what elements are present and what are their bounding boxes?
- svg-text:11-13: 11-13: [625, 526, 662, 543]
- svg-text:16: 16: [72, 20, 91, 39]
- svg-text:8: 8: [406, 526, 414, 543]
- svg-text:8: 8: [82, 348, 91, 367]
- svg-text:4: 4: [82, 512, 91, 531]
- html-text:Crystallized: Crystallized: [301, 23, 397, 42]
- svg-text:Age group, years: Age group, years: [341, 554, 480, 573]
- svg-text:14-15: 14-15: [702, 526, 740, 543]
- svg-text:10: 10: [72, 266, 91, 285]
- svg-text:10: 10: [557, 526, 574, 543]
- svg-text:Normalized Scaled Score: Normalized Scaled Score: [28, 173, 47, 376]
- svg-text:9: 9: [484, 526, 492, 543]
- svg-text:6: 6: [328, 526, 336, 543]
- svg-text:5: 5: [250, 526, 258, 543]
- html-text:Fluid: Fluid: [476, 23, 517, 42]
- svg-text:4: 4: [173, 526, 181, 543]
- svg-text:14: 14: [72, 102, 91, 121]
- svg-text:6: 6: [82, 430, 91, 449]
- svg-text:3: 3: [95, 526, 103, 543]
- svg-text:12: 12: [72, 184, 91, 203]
■ ■ ■ ■
• **Task objective**: Arrange the lines from the start of the records through the line containing "- html-text:Crystallized: Crystallized: [301, 23, 397, 42]" as a Markdown table with two columns, Row and Line, leaving out blank lines.

• **Answer to this exercise**:
| Row | Line |
|---|---|
| 1 | what elements are present and what are their bounding boxes? |
| 2 | - svg-text:11-13: 11-13: [625, 526, 662, 543] |
| 3 | - svg-text:16: 16: [72, 20, 91, 39] |
| 4 | - svg-text:8: 8: [406, 526, 414, 543] |
| 5 | - svg-text:8: 8: [82, 348, 91, 367] |
| 6 | - svg-text:4: 4: [82, 512, 91, 531] |
| 7 | - html-text:Crystallized: Crystallized: [301, 23, 397, 42] |